Output each entry verbatim.

··· Data provided ···

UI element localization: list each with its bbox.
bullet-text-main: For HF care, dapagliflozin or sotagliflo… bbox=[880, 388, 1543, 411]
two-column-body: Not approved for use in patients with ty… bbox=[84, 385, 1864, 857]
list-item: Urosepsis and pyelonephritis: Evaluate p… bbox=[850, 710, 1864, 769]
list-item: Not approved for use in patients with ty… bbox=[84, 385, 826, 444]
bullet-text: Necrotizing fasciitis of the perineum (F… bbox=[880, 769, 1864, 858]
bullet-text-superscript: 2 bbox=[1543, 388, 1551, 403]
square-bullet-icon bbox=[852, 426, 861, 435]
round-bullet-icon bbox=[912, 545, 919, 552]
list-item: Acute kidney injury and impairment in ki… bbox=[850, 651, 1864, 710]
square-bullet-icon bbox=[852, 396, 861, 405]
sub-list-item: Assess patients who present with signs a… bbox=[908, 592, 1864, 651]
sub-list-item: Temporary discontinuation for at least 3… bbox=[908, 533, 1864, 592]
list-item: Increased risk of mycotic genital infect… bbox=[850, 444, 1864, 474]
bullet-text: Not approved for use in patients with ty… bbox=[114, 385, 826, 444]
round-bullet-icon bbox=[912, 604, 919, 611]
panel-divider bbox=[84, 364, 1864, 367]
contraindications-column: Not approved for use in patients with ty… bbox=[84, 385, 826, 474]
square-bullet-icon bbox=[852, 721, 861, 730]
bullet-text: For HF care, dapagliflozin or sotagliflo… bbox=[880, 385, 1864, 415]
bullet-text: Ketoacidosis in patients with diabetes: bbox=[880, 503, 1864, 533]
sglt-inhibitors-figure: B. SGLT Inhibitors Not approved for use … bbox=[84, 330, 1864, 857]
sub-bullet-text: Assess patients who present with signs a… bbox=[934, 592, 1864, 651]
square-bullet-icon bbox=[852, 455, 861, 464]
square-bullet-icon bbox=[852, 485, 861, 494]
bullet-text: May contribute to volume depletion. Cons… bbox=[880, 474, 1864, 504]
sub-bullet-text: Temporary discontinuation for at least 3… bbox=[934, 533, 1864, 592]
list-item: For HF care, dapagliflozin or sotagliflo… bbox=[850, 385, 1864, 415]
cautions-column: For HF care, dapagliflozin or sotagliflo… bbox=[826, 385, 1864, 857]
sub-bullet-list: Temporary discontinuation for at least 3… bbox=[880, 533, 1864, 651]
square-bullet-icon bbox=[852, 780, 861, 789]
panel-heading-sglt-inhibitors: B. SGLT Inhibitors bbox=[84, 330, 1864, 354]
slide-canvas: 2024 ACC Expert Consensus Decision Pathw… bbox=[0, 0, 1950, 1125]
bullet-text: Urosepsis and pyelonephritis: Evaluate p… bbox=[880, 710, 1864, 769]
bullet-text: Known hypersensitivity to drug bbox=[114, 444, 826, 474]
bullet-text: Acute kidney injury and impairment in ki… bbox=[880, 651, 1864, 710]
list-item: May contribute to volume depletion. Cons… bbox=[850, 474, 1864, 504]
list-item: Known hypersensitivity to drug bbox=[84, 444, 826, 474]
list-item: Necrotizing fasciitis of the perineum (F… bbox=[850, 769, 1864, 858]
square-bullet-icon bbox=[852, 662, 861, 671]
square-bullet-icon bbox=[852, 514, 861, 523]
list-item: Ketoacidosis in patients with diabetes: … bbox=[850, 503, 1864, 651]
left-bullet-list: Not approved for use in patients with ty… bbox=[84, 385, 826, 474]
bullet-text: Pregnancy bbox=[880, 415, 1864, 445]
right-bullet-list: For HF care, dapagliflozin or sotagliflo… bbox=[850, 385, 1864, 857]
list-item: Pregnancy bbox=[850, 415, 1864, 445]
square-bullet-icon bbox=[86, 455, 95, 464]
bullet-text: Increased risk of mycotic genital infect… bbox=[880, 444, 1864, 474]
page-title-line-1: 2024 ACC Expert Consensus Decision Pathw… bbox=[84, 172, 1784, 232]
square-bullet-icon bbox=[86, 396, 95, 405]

···

Your solution ->
UI element localization: list each with its bbox.
bullet-text-main: For HF care, dapagliflozin or sotagliflo… bbox=[880, 388, 1543, 411]
two-column-body: Not approved for use in patients with ty… bbox=[84, 385, 1864, 857]
list-item: Urosepsis and pyelonephritis: Evaluate p… bbox=[850, 710, 1864, 769]
list-item: Not approved for use in patients with ty… bbox=[84, 385, 826, 444]
bullet-text: Necrotizing fasciitis of the perineum (F… bbox=[880, 769, 1864, 858]
bullet-text-superscript: 2 bbox=[1543, 388, 1551, 403]
square-bullet-icon bbox=[852, 426, 861, 435]
round-bullet-icon bbox=[912, 545, 919, 552]
list-item: Acute kidney injury and impairment in ki… bbox=[850, 651, 1864, 710]
square-bullet-icon bbox=[852, 396, 861, 405]
sub-list-item: Assess patients who present with signs a… bbox=[908, 592, 1864, 651]
sub-list-item: Temporary discontinuation for at least 3… bbox=[908, 533, 1864, 592]
list-item: Increased risk of mycotic genital infect… bbox=[850, 444, 1864, 474]
bullet-text: Not approved for use in patients with ty… bbox=[114, 385, 826, 444]
round-bullet-icon bbox=[912, 604, 919, 611]
panel-divider bbox=[84, 364, 1864, 367]
contraindications-column: Not approved for use in patients with ty… bbox=[84, 385, 826, 474]
square-bullet-icon bbox=[852, 721, 861, 730]
bullet-text: For HF care, dapagliflozin or sotagliflo… bbox=[880, 385, 1864, 415]
bullet-text: Ketoacidosis in patients with diabetes: bbox=[880, 503, 1864, 533]
sglt-inhibitors-figure: B. SGLT Inhibitors Not approved for use … bbox=[84, 330, 1864, 857]
sub-bullet-text: Assess patients who present with signs a… bbox=[934, 592, 1864, 651]
square-bullet-icon bbox=[852, 455, 861, 464]
square-bullet-icon bbox=[852, 485, 861, 494]
bullet-text: May contribute to volume depletion. Cons… bbox=[880, 474, 1864, 504]
sub-bullet-text: Temporary discontinuation for at least 3… bbox=[934, 533, 1864, 592]
list-item: For HF care, dapagliflozin or sotagliflo… bbox=[850, 385, 1864, 415]
cautions-column: For HF care, dapagliflozin or sotagliflo… bbox=[826, 385, 1864, 857]
sub-bullet-list: Temporary discontinuation for at least 3… bbox=[880, 533, 1864, 651]
square-bullet-icon bbox=[852, 780, 861, 789]
panel-heading-sglt-inhibitors: B. SGLT Inhibitors bbox=[84, 330, 1864, 354]
slide-canvas: 2024 ACC Expert Consensus Decision Pathw… bbox=[0, 0, 1950, 1125]
bullet-text: Urosepsis and pyelonephritis: Evaluate p… bbox=[880, 710, 1864, 769]
bullet-text: Known hypersensitivity to drug bbox=[114, 444, 826, 474]
bullet-text: Acute kidney injury and impairment in ki… bbox=[880, 651, 1864, 710]
list-item: May contribute to volume depletion. Cons… bbox=[850, 474, 1864, 504]
list-item: Known hypersensitivity to drug bbox=[84, 444, 826, 474]
list-item: Necrotizing fasciitis of the perineum (F… bbox=[850, 769, 1864, 858]
square-bullet-icon bbox=[852, 662, 861, 671]
square-bullet-icon bbox=[852, 514, 861, 523]
list-item: Ketoacidosis in patients with diabetes: … bbox=[850, 503, 1864, 651]
left-bullet-list: Not approved for use in patients with ty… bbox=[84, 385, 826, 474]
bullet-text: Pregnancy bbox=[880, 415, 1864, 445]
right-bullet-list: For HF care, dapagliflozin or sotagliflo… bbox=[850, 385, 1864, 857]
list-item: Pregnancy bbox=[850, 415, 1864, 445]
square-bullet-icon bbox=[86, 455, 95, 464]
bullet-text: Increased risk of mycotic genital infect… bbox=[880, 444, 1864, 474]
page-title-line-1: 2024 ACC Expert Consensus Decision Pathw… bbox=[84, 172, 1784, 232]
square-bullet-icon bbox=[86, 396, 95, 405]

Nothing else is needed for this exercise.